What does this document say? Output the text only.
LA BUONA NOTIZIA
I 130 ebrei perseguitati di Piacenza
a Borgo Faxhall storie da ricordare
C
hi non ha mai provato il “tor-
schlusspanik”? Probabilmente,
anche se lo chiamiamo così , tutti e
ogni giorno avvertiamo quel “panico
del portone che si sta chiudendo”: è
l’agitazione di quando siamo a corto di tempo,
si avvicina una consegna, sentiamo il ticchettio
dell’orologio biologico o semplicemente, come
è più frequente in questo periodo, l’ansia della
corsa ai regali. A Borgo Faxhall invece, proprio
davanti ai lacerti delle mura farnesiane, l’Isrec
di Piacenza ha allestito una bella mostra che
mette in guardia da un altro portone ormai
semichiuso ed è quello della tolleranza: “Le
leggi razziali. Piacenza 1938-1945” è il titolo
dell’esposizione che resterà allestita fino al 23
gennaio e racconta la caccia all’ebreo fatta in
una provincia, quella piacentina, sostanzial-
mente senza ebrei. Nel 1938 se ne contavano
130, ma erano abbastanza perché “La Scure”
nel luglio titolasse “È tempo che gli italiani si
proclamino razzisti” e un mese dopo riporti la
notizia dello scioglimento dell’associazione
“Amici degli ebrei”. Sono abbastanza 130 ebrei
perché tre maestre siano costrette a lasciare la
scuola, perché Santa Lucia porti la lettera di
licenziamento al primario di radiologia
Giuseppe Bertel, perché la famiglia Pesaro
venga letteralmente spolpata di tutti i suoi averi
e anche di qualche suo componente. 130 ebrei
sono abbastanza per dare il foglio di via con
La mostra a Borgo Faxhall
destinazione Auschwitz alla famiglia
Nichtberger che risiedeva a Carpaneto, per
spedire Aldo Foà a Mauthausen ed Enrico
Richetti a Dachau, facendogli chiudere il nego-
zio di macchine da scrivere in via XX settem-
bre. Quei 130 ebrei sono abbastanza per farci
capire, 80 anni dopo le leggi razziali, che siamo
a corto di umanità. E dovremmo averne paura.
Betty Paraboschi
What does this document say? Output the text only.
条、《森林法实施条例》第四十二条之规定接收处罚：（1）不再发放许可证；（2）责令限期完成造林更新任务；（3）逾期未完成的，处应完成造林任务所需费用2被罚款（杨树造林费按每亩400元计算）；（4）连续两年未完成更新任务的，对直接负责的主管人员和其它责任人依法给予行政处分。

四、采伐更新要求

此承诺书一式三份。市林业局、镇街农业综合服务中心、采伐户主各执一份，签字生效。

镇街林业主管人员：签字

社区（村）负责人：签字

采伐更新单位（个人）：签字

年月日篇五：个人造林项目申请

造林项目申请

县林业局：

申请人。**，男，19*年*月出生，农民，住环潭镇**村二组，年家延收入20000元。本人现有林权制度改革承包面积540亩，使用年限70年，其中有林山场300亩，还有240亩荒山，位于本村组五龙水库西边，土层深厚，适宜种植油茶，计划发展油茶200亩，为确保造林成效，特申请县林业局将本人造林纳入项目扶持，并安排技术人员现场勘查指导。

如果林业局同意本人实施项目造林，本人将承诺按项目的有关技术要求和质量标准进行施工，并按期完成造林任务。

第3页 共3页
+ + + +
Tally the lines in these entries that have the string "perché" in them, then answer with the count and nothing else.

ANSWER BELOW>
4